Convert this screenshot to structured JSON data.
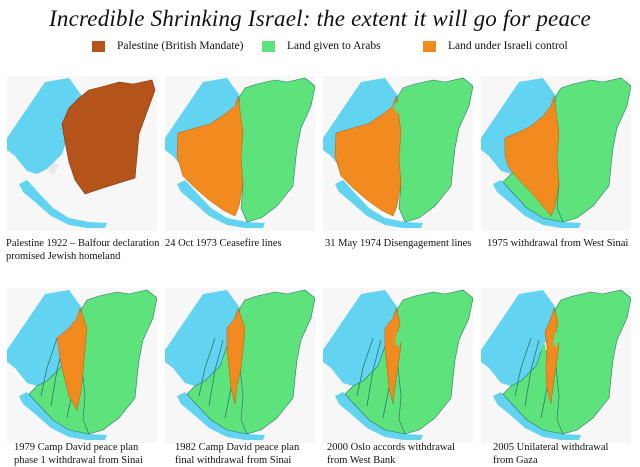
{
  "title": "Incredible Shrinking Israel: the extent it will go for peace",
  "legend": [
    {
      "label": "Palestine (British Mandate)",
      "color": "#b5541a"
    },
    {
      "label": "Land given to Arabs",
      "color": "#5ee27c"
    },
    {
      "label": "Land under Israeli control",
      "color": "#f18a1f"
    }
  ],
  "colors": {
    "sea": "#62d3f0",
    "mandate": "#b5541a",
    "arab": "#5ee27c",
    "israel": "#f18a1f",
    "border": "#2a7a6a",
    "background": "#f7f7f7"
  },
  "maps": [
    {
      "caption": [
        "Palestine 1922 – Balfour declaration",
        "promised Jewish homeland"
      ],
      "stage": "mandate"
    },
    {
      "caption": [
        "24 Oct 1973 Ceasefire lines"
      ],
      "stage": "ceasefire"
    },
    {
      "caption": [
        "31 May 1974 Disengagement  lines"
      ],
      "stage": "disengagement"
    },
    {
      "caption": [
        "1975 withdrawal from West Sinai"
      ],
      "stage": "westsinai"
    },
    {
      "caption": [
        "1979 Camp David peace plan",
        "phase 1 withdrawal from Sinai"
      ],
      "stage": "campdavid1"
    },
    {
      "caption": [
        "1982 Camp David peace plan",
        "final withdrawal from Sinai"
      ],
      "stage": "campdavid2"
    },
    {
      "caption": [
        "2000 Oslo accords withdrawal",
        "from West Bank"
      ],
      "stage": "oslo"
    },
    {
      "caption": [
        "2005 Unilateral withdrawal",
        "from Gaza"
      ],
      "stage": "gaza"
    }
  ]
}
☆ ☆ ☆ ☆ ☆ ☆ ☆
Track down the lines that include the word "peace" and copy them.

  "title": "Incredible Shrinking Israel: the extent it will go for peace",
        "1979 Camp David peace plan",
        "1982 Camp David peace plan",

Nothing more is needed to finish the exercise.